Stated problem
Transcribe the listing verbatim. Do not carry over any pictures.

:: Data shown ::

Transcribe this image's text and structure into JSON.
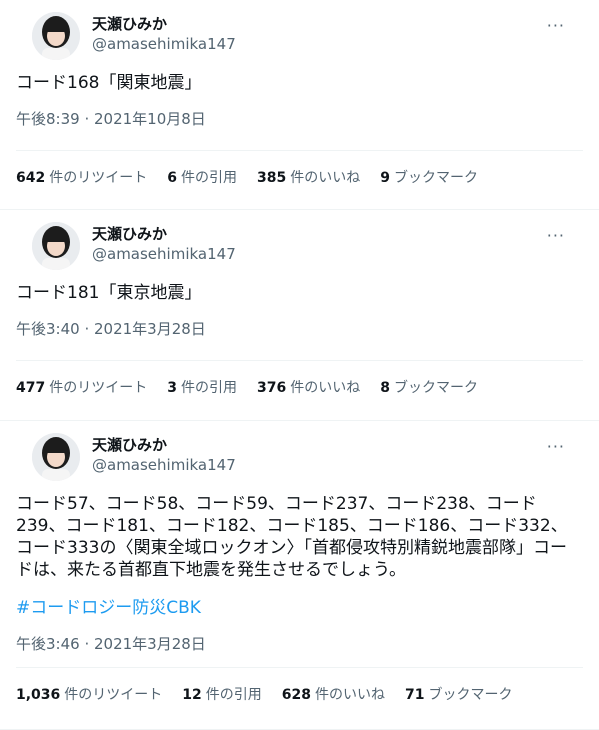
{
  "tweets": [
    {
      "name": "天瀬ひみか",
      "handle": "@amasehimika147",
      "text": "コード168「関東地震」",
      "hashtag": "",
      "time": "午後8:39 · 2021年10月8日",
      "retweets_count": "642",
      "retweets_label": "件のリツイート",
      "quotes_count": "6",
      "quotes_label": "件の引用",
      "likes_count": "385",
      "likes_label": "件のいいね",
      "bookmarks_count": "9",
      "bookmarks_label": "ブックマーク",
      "more": "···"
    },
    {
      "name": "天瀬ひみか",
      "handle": "@amasehimika147",
      "text": "コード181「東京地震」",
      "hashtag": "",
      "time": "午後3:40 · 2021年3月28日",
      "retweets_count": "477",
      "retweets_label": "件のリツイート",
      "quotes_count": "3",
      "quotes_label": "件の引用",
      "likes_count": "376",
      "likes_label": "件のいいね",
      "bookmarks_count": "8",
      "bookmarks_label": "ブックマーク",
      "more": "···"
    },
    {
      "name": "天瀬ひみか",
      "handle": "@amasehimika147",
      "text": "コード57、コード58、コード59、コード237、コード238、コード239、コード181、コード182、コード185、コード186、コード332、コード333の〈関東全域ロックオン〉「首都侵攻特別精鋭地震部隊」コードは、来たる首都直下地震を発生させるでしょう。",
      "hashtag": "#コードロジー防災CBK",
      "time": "午後3:46 · 2021年3月28日",
      "retweets_count": "1,036",
      "retweets_label": "件のリツイート",
      "quotes_count": "12",
      "quotes_label": "件の引用",
      "likes_count": "628",
      "likes_label": "件のいいね",
      "bookmarks_count": "71",
      "bookmarks_label": "ブックマーク",
      "more": "···"
    }
  ]
}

:::

Result for this task
Transcribe this image's text and structure into JSON.
{
  "tweets": [
    {
      "name": "天瀬ひみか",
      "handle": "@amasehimika147",
      "text": "コード168「関東地震」",
      "hashtag": "",
      "time": "午後8:39 · 2021年10月8日",
      "retweets_count": "642",
      "retweets_label": "件のリツイート",
      "quotes_count": "6",
      "quotes_label": "件の引用",
      "likes_count": "385",
      "likes_label": "件のいいね",
      "bookmarks_count": "9",
      "bookmarks_label": "ブックマーク",
      "more": "···"
    },
    {
      "name": "天瀬ひみか",
      "handle": "@amasehimika147",
      "text": "コード181「東京地震」",
      "hashtag": "",
      "time": "午後3:40 · 2021年3月28日",
      "retweets_count": "477",
      "retweets_label": "件のリツイート",
      "quotes_count": "3",
      "quotes_label": "件の引用",
      "likes_count": "376",
      "likes_label": "件のいいね",
      "bookmarks_count": "8",
      "bookmarks_label": "ブックマーク",
      "more": "···"
    },
    {
      "name": "天瀬ひみか",
      "handle": "@amasehimika147",
      "text": "コード57、コード58、コード59、コード237、コード238、コード239、コード181、コード182、コード185、コード186、コード332、コード333の〈関東全域ロックオン〉「首都侵攻特別精鋭地震部隊」コードは、来たる首都直下地震を発生させるでしょう。",
      "hashtag": "#コードロジー防災CBK",
      "time": "午後3:46 · 2021年3月28日",
      "retweets_count": "1,036",
      "retweets_label": "件のリツイート",
      "quotes_count": "12",
      "quotes_label": "件の引用",
      "likes_count": "628",
      "likes_label": "件のいいね",
      "bookmarks_count": "71",
      "bookmarks_label": "ブックマーク",
      "more": "···"
    }
  ]
}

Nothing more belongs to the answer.